Goal
Pictures don't belong in the copy; print all the records exactly.

==== Records supplied ====

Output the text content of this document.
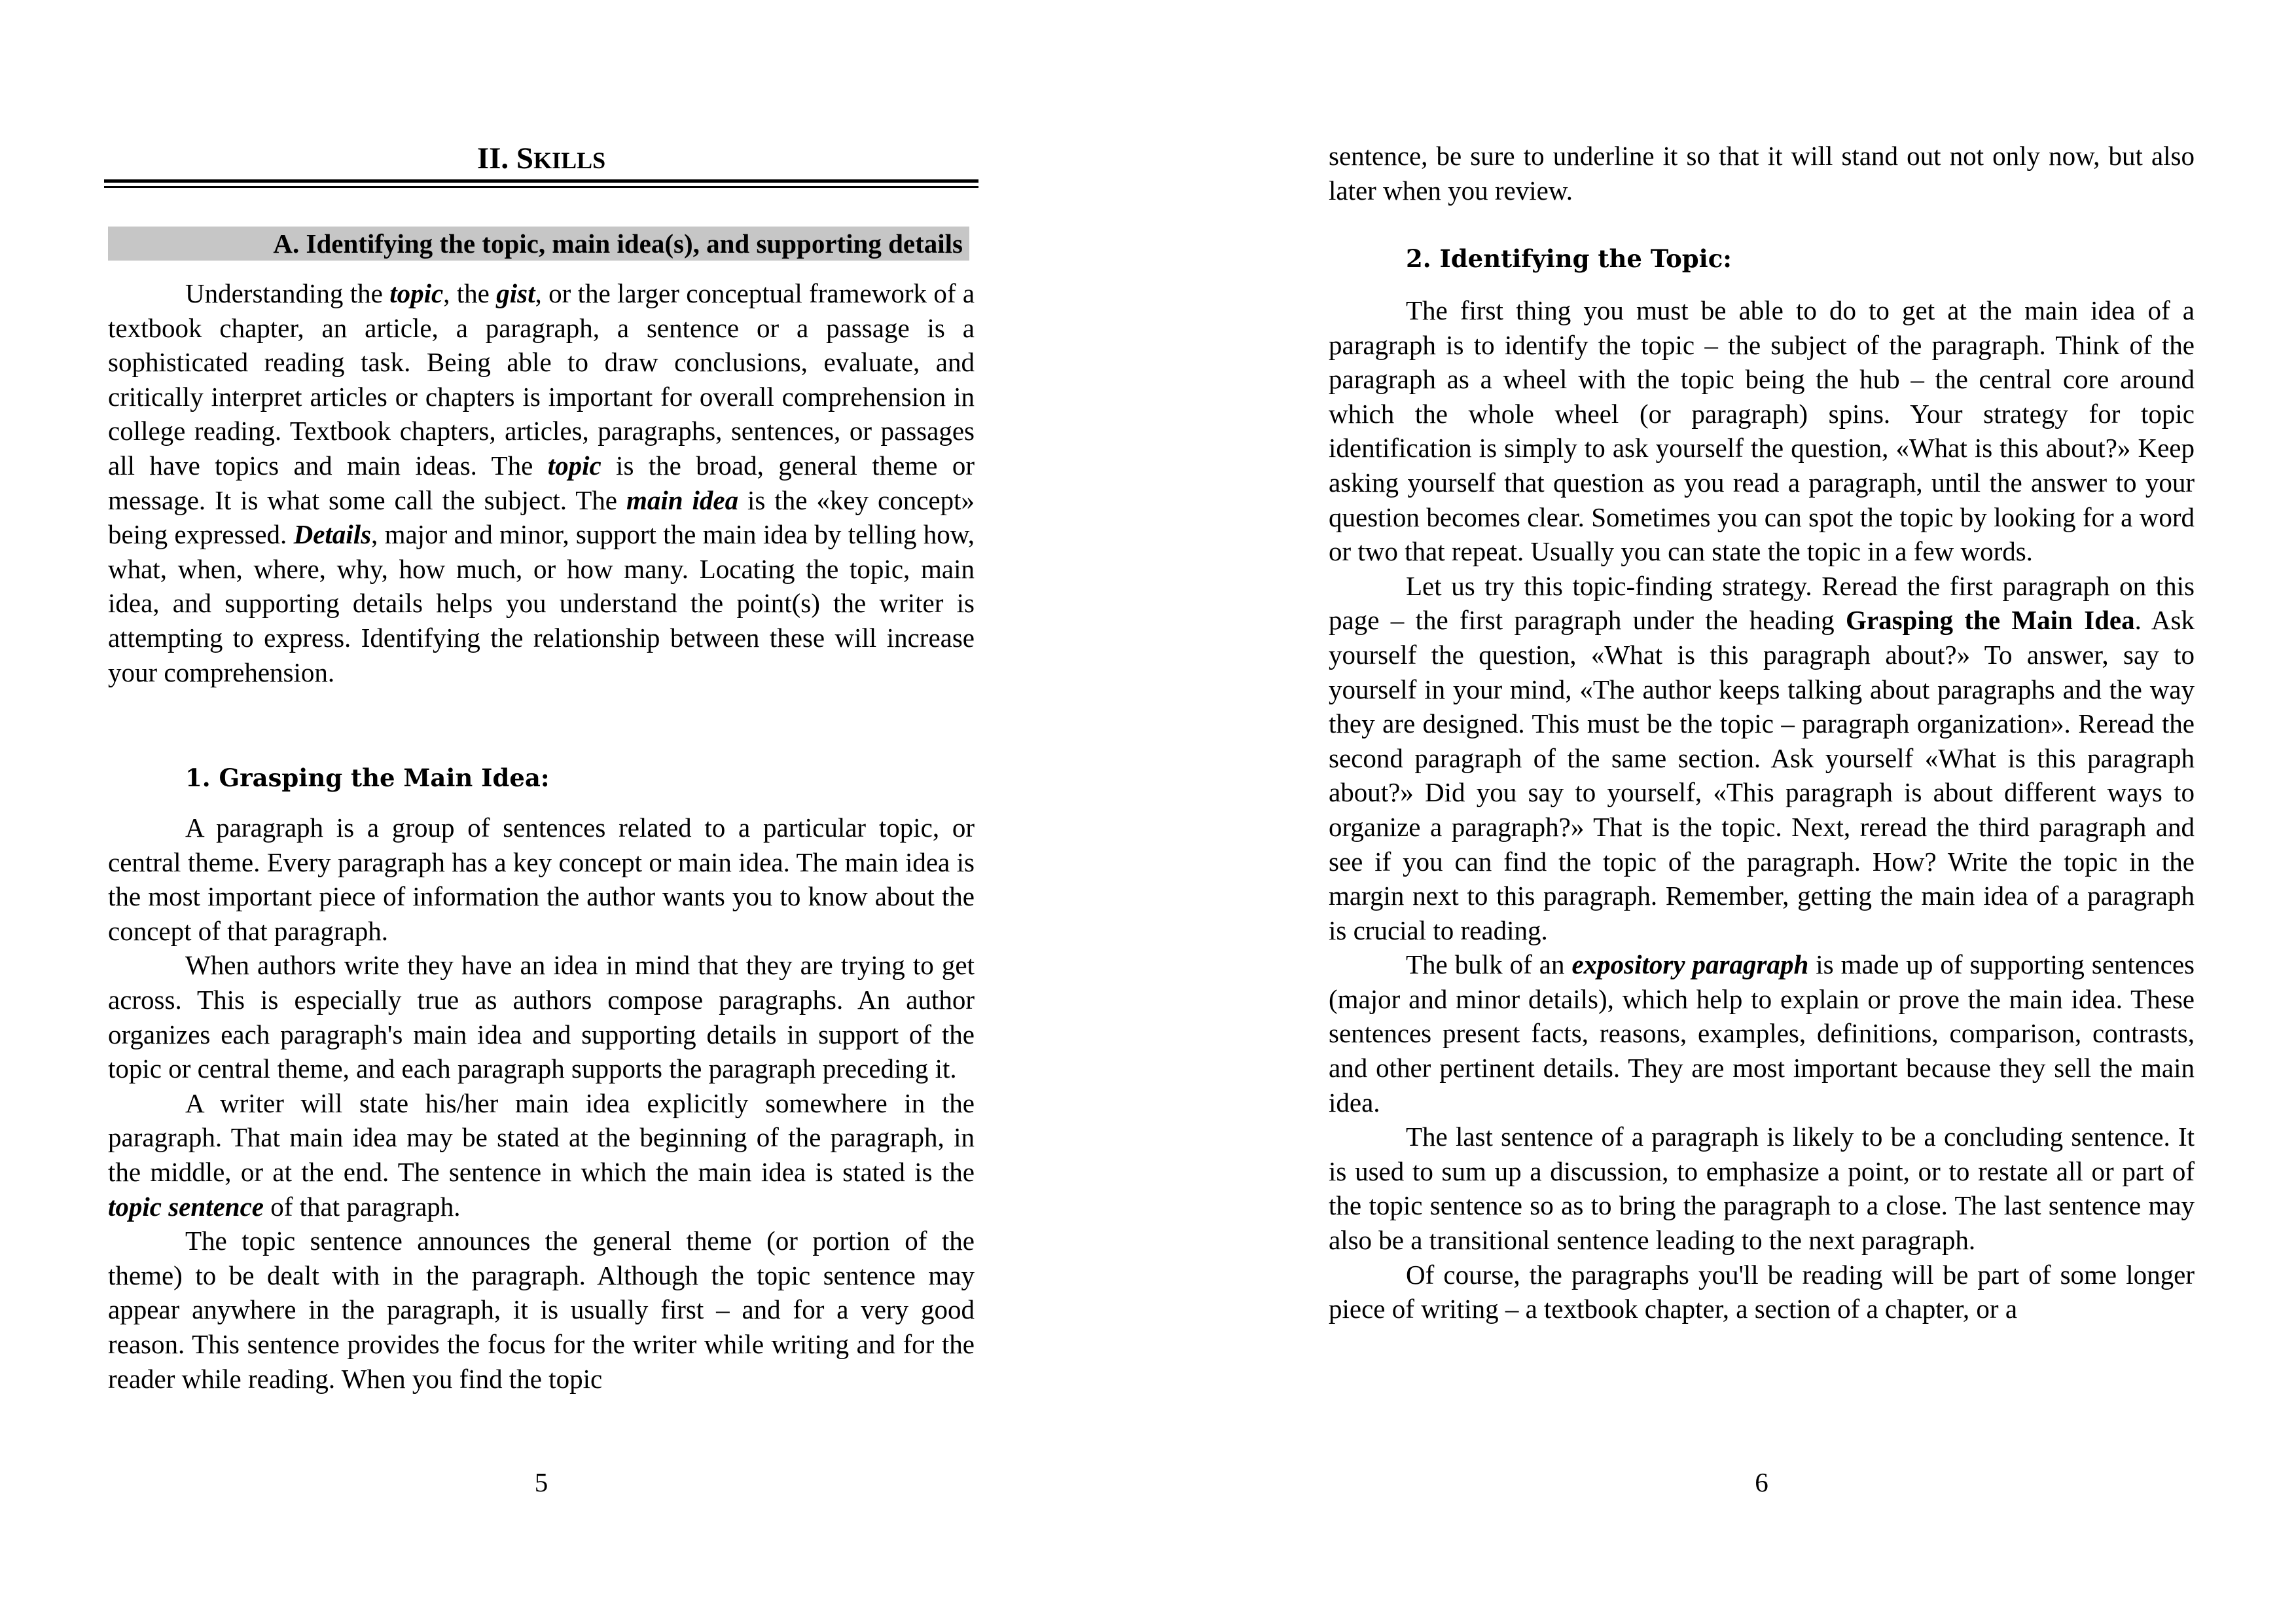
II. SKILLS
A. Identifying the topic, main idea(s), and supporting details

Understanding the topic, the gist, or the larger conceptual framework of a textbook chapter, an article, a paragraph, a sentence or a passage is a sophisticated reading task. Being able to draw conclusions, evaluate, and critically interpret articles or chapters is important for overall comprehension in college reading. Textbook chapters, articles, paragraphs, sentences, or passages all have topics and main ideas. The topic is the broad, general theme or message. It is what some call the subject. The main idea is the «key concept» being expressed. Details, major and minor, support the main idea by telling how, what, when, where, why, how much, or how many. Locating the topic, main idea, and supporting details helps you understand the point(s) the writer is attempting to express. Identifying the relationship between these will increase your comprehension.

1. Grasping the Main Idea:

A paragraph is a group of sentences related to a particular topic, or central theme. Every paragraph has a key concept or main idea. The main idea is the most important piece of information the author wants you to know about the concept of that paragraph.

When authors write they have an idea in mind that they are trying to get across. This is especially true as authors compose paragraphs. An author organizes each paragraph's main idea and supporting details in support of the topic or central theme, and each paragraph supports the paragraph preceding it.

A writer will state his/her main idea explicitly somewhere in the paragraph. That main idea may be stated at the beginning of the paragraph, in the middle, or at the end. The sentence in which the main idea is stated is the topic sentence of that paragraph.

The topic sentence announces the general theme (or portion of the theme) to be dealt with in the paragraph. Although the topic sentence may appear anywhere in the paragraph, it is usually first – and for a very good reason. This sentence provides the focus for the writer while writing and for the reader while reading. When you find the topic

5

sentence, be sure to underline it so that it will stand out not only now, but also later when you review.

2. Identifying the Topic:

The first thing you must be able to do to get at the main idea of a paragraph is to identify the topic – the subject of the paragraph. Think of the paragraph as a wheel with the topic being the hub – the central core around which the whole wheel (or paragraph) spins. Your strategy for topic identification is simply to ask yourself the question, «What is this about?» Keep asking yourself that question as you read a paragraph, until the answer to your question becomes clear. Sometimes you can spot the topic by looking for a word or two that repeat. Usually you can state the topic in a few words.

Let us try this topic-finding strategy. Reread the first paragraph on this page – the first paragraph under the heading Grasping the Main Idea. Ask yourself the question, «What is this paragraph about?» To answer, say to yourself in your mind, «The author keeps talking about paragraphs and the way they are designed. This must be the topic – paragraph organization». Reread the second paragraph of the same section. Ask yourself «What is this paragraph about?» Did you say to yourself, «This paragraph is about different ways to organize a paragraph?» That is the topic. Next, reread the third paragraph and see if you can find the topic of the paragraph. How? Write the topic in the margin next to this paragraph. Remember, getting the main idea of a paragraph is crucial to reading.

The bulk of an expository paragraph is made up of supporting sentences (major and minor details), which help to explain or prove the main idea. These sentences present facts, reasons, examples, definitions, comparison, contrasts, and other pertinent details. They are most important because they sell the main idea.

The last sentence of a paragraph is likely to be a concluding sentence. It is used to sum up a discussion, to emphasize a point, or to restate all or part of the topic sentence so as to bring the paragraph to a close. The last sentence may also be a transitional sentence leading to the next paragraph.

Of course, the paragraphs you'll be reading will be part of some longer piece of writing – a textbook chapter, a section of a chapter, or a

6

====

Output
Output the text content of this document.
II. SKILLS
A. Identifying the topic, main idea(s), and supporting details

Understanding the topic, the gist, or the larger conceptual framework of a textbook chapter, an article, a paragraph, a sentence or a passage is a sophisticated reading task. Being able to draw conclusions, evaluate, and critically interpret articles or chapters is important for overall comprehension in college reading. Textbook chapters, articles, paragraphs, sentences, or passages all have topics and main ideas. The topic is the broad, general theme or message. It is what some call the subject. The main idea is the «key concept» being expressed. Details, major and minor, support the main idea by telling how, what, when, where, why, how much, or how many. Locating the topic, main idea, and supporting details helps you understand the point(s) the writer is attempting to express. Identifying the relationship between these will increase your comprehension.

1. Grasping the Main Idea:

A paragraph is a group of sentences related to a particular topic, or central theme. Every paragraph has a key concept or main idea. The main idea is the most important piece of information the author wants you to know about the concept of that paragraph.

When authors write they have an idea in mind that they are trying to get across. This is especially true as authors compose paragraphs. An author organizes each paragraph's main idea and supporting details in support of the topic or central theme, and each paragraph supports the paragraph preceding it.

A writer will state his/her main idea explicitly somewhere in the paragraph. That main idea may be stated at the beginning of the paragraph, in the middle, or at the end. The sentence in which the main idea is stated is the topic sentence of that paragraph.

The topic sentence announces the general theme (or portion of the theme) to be dealt with in the paragraph. Although the topic sentence may appear anywhere in the paragraph, it is usually first – and for a very good reason. This sentence provides the focus for the writer while writing and for the reader while reading. When you find the topic

5

sentence, be sure to underline it so that it will stand out not only now, but also later when you review.

2. Identifying the Topic:

The first thing you must be able to do to get at the main idea of a paragraph is to identify the topic – the subject of the paragraph. Think of the paragraph as a wheel with the topic being the hub – the central core around which the whole wheel (or paragraph) spins. Your strategy for topic identification is simply to ask yourself the question, «What is this about?» Keep asking yourself that question as you read a paragraph, until the answer to your question becomes clear. Sometimes you can spot the topic by looking for a word or two that repeat. Usually you can state the topic in a few words.

Let us try this topic-finding strategy. Reread the first paragraph on this page – the first paragraph under the heading Grasping the Main Idea. Ask yourself the question, «What is this paragraph about?» To answer, say to yourself in your mind, «The author keeps talking about paragraphs and the way they are designed. This must be the topic – paragraph organization». Reread the second paragraph of the same section. Ask yourself «What is this paragraph about?» Did you say to yourself, «This paragraph is about different ways to organize a paragraph?» That is the topic. Next, reread the third paragraph and see if you can find the topic of the paragraph. How? Write the topic in the margin next to this paragraph. Remember, getting the main idea of a paragraph is crucial to reading.

The bulk of an expository paragraph is made up of supporting sentences (major and minor details), which help to explain or prove the main idea. These sentences present facts, reasons, examples, definitions, comparison, contrasts, and other pertinent details. They are most important because they sell the main idea.

The last sentence of a paragraph is likely to be a concluding sentence. It is used to sum up a discussion, to emphasize a point, or to restate all or part of the topic sentence so as to bring the paragraph to a close. The last sentence may also be a transitional sentence leading to the next paragraph.

Of course, the paragraphs you'll be reading will be part of some longer piece of writing – a textbook chapter, a section of a chapter, or a

6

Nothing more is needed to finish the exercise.